Below are the records; locate each line with the word "name" and copy it.
* begin EXERCISE INPUT *
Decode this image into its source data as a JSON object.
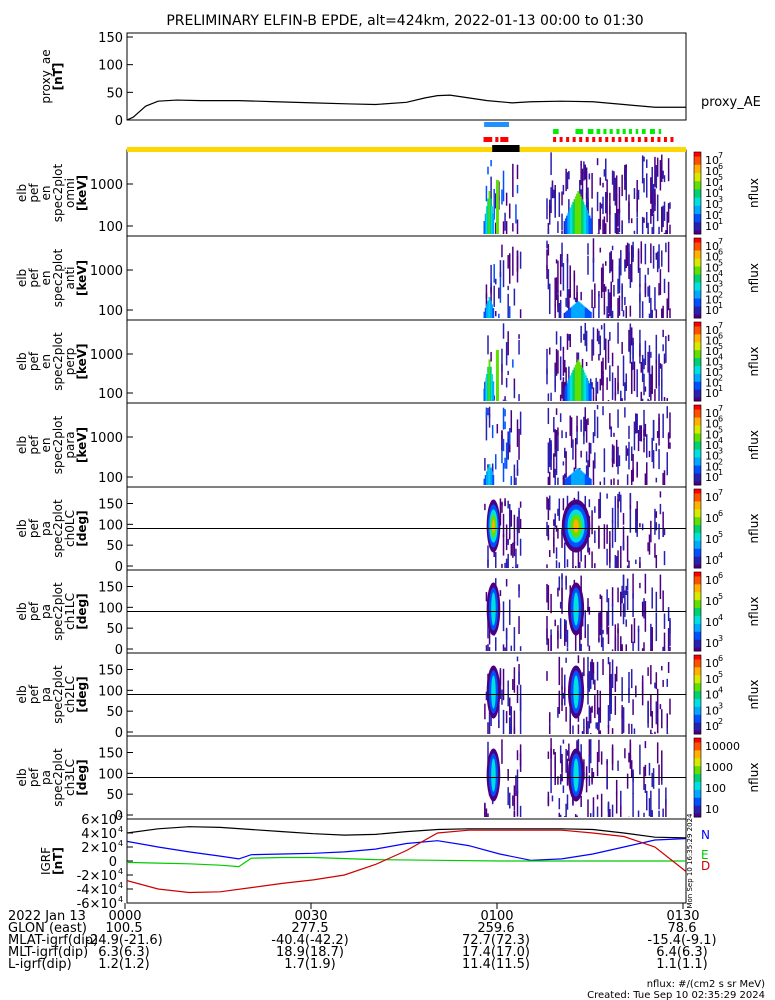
{
  "title": "PRELIMINARY ELFIN-B EPDE, alt=424km, 2022-01-13 00:00 to 01:30",
  "colors": {
    "trace": "#000000",
    "orbit_bar": "#ffd700",
    "blue_bar": "#1e90ff",
    "red_bar": "#ff0000",
    "green_bar": "#00ee00",
    "black_bar": "#000000",
    "geo_n": "#0000ff",
    "geo_e": "#00cc00",
    "geo_d": "#cc0000",
    "geo_total": "#000000"
  },
  "chart_data": [
    {
      "type": "line",
      "ylabel_lines": [
        "proxy_ae",
        "[nT]"
      ],
      "yticks": [
        0,
        50,
        100,
        150
      ],
      "ylim": [
        0,
        150
      ],
      "xlim": [
        0,
        90
      ],
      "series": [
        {
          "name": "proxy_AE",
          "x": [
            0,
            1,
            2,
            3,
            5,
            8,
            12,
            18,
            24,
            30,
            36,
            40,
            45,
            48,
            50,
            52,
            55,
            58,
            62,
            65,
            70,
            75,
            80,
            85,
            88,
            90
          ],
          "y": [
            0,
            5,
            15,
            25,
            34,
            36,
            35,
            35,
            33,
            31,
            29,
            28,
            32,
            40,
            44,
            45,
            40,
            35,
            31,
            33,
            34,
            33,
            28,
            23,
            23,
            23
          ]
        }
      ]
    },
    {
      "type": "heatmap",
      "ylabel_lines": [
        "elb",
        "pef",
        "en",
        "spec2plot",
        "omni",
        "[keV]"
      ],
      "yticks": [
        "100",
        "1000"
      ],
      "colorbar": {
        "label": "nflux",
        "ticks": [
          "10",
          "10",
          "10",
          "10",
          "10",
          "10",
          "10"
        ],
        "exponents": [
          "1",
          "2",
          "3",
          "4",
          "5",
          "6",
          "7"
        ]
      }
    },
    {
      "type": "heatmap",
      "ylabel_lines": [
        "elb",
        "pef",
        "en",
        "spec2plot",
        "anti",
        "[keV]"
      ],
      "yticks": [
        "100",
        "1000"
      ],
      "colorbar": {
        "label": "nflux",
        "ticks": [
          "10",
          "10",
          "10",
          "10",
          "10",
          "10",
          "10"
        ],
        "exponents": [
          "1",
          "2",
          "3",
          "4",
          "5",
          "6",
          "7"
        ]
      }
    },
    {
      "type": "heatmap",
      "ylabel_lines": [
        "elb",
        "pef",
        "en",
        "spec2plot",
        "perp",
        "[keV]"
      ],
      "yticks": [
        "100",
        "1000"
      ],
      "colorbar": {
        "label": "nflux",
        "ticks": [
          "10",
          "10",
          "10",
          "10",
          "10",
          "10",
          "10"
        ],
        "exponents": [
          "1",
          "2",
          "3",
          "4",
          "5",
          "6",
          "7"
        ]
      }
    },
    {
      "type": "heatmap",
      "ylabel_lines": [
        "elb",
        "pef",
        "en",
        "spec2plot",
        "para",
        "[keV]"
      ],
      "yticks": [
        "100",
        "1000"
      ],
      "colorbar": {
        "label": "nflux",
        "ticks": [
          "10",
          "10",
          "10",
          "10",
          "10",
          "10",
          "10"
        ],
        "exponents": [
          "1",
          "2",
          "3",
          "4",
          "5",
          "6",
          "7"
        ]
      }
    },
    {
      "type": "heatmap",
      "ylabel_lines": [
        "elb",
        "pef",
        "pa",
        "spec2plot",
        "ch0LC",
        "[deg]"
      ],
      "yticks": [
        "0",
        "50",
        "100",
        "150"
      ],
      "colorbar": {
        "label": "nflux",
        "ticks": [
          "10",
          "10",
          "10",
          "10"
        ],
        "exponents": [
          "4",
          "5",
          "6",
          "7"
        ]
      }
    },
    {
      "type": "heatmap",
      "ylabel_lines": [
        "elb",
        "pef",
        "pa",
        "spec2plot",
        "ch1LC",
        "[deg]"
      ],
      "yticks": [
        "0",
        "50",
        "100",
        "150"
      ],
      "colorbar": {
        "label": "nflux",
        "ticks": [
          "10",
          "10",
          "10",
          "10"
        ],
        "exponents": [
          "3",
          "4",
          "5",
          "6"
        ]
      }
    },
    {
      "type": "heatmap",
      "ylabel_lines": [
        "elb",
        "pef",
        "pa",
        "spec2plot",
        "ch2LC",
        "[deg]"
      ],
      "yticks": [
        "0",
        "50",
        "100",
        "150"
      ],
      "colorbar": {
        "label": "nflux",
        "ticks": [
          "10",
          "10",
          "10",
          "10",
          "10"
        ],
        "exponents": [
          "2",
          "3",
          "4",
          "5",
          "6"
        ]
      }
    },
    {
      "type": "heatmap",
      "ylabel_lines": [
        "elb",
        "pef",
        "pa",
        "spec2plot",
        "ch3LC",
        "[deg]"
      ],
      "yticks": [
        "0",
        "50",
        "100",
        "150"
      ],
      "colorbar": {
        "label": "nflux",
        "ticks": [
          "10",
          "100",
          "1000",
          "10000"
        ]
      }
    },
    {
      "type": "line",
      "ylabel_lines": [
        "IGRF",
        "[nT]"
      ],
      "yticks": [
        "-6×10",
        "-4×10",
        "-2×10",
        "0",
        "2×10",
        "4×10",
        "6×10"
      ],
      "ytick_exponent": "4",
      "ylim": [
        -60000,
        60000
      ],
      "xlim": [
        0,
        90
      ],
      "series": [
        {
          "name": "N",
          "x": [
            0,
            5,
            10,
            15,
            18,
            20,
            25,
            30,
            35,
            40,
            45,
            50,
            55,
            60,
            65,
            70,
            75,
            80,
            85,
            90
          ],
          "y": [
            28000,
            20000,
            13000,
            7000,
            3000,
            9000,
            10000,
            11000,
            13000,
            17000,
            25000,
            29000,
            22000,
            10000,
            1000,
            3000,
            10000,
            20000,
            30000,
            32000
          ]
        },
        {
          "name": "E",
          "x": [
            0,
            5,
            10,
            15,
            18,
            20,
            25,
            30,
            40,
            50,
            60,
            70,
            80,
            90
          ],
          "y": [
            -2000,
            -3000,
            -4000,
            -6000,
            -8000,
            4000,
            5000,
            5000,
            2000,
            1000,
            0,
            0,
            0,
            0
          ]
        },
        {
          "name": "D",
          "x": [
            0,
            5,
            10,
            15,
            20,
            25,
            30,
            35,
            40,
            45,
            50,
            55,
            60,
            65,
            70,
            75,
            80,
            85,
            90
          ],
          "y": [
            -28000,
            -40000,
            -45000,
            -44000,
            -38000,
            -32000,
            -27000,
            -20000,
            -5000,
            15000,
            40000,
            44000,
            44000,
            44000,
            44000,
            40000,
            35000,
            20000,
            -15000
          ]
        },
        {
          "name": "",
          "x": [
            0,
            5,
            10,
            15,
            20,
            25,
            30,
            35,
            40,
            45,
            50,
            55,
            60,
            65,
            70,
            75,
            80,
            85,
            90
          ],
          "y": [
            40000,
            46000,
            49000,
            48000,
            45000,
            42000,
            39000,
            37000,
            38000,
            42000,
            45000,
            46000,
            46000,
            46000,
            46000,
            45000,
            40000,
            34000,
            33000
          ]
        }
      ]
    }
  ],
  "geo_labels": [
    "N",
    "E",
    "D"
  ],
  "side_label": "Mon Sep 10 16:35:29 2024",
  "footer": {
    "rows": [
      {
        "label": "2022 Jan 13",
        "values": [
          "0000",
          "0030",
          "0100",
          "0130"
        ]
      },
      {
        "label": "GLON (east)",
        "values": [
          "100.5",
          "277.5",
          "259.6",
          "78.6"
        ]
      },
      {
        "label": "MLAT-igrf(dip)",
        "values": [
          "-24.9(-21.6)",
          "-40.4(-42.2)",
          "72.7(72.3)",
          "-15.4(-9.1)"
        ]
      },
      {
        "label": "MLT-igrf(dip)",
        "values": [
          "6.3(6.3)",
          "18.9(18.7)",
          "17.4(17.0)",
          "6.4(6.3)"
        ]
      },
      {
        "label": "L-igrf(dip)",
        "values": [
          "1.2(1.2)",
          "1.7(1.9)",
          "11.4(11.5)",
          "1.1(1.1)"
        ]
      }
    ],
    "units_note": "nflux: #/(cm2 s sr MeV)",
    "created": "Created: Tue Sep 10 02:35:29 2024"
  }
}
* end EXERCISE INPUT *
**TASK ANSWER**
          "name": "proxy_AE",
          "name": "N",
          "name": "E",
          "name": "D",
          "name": "",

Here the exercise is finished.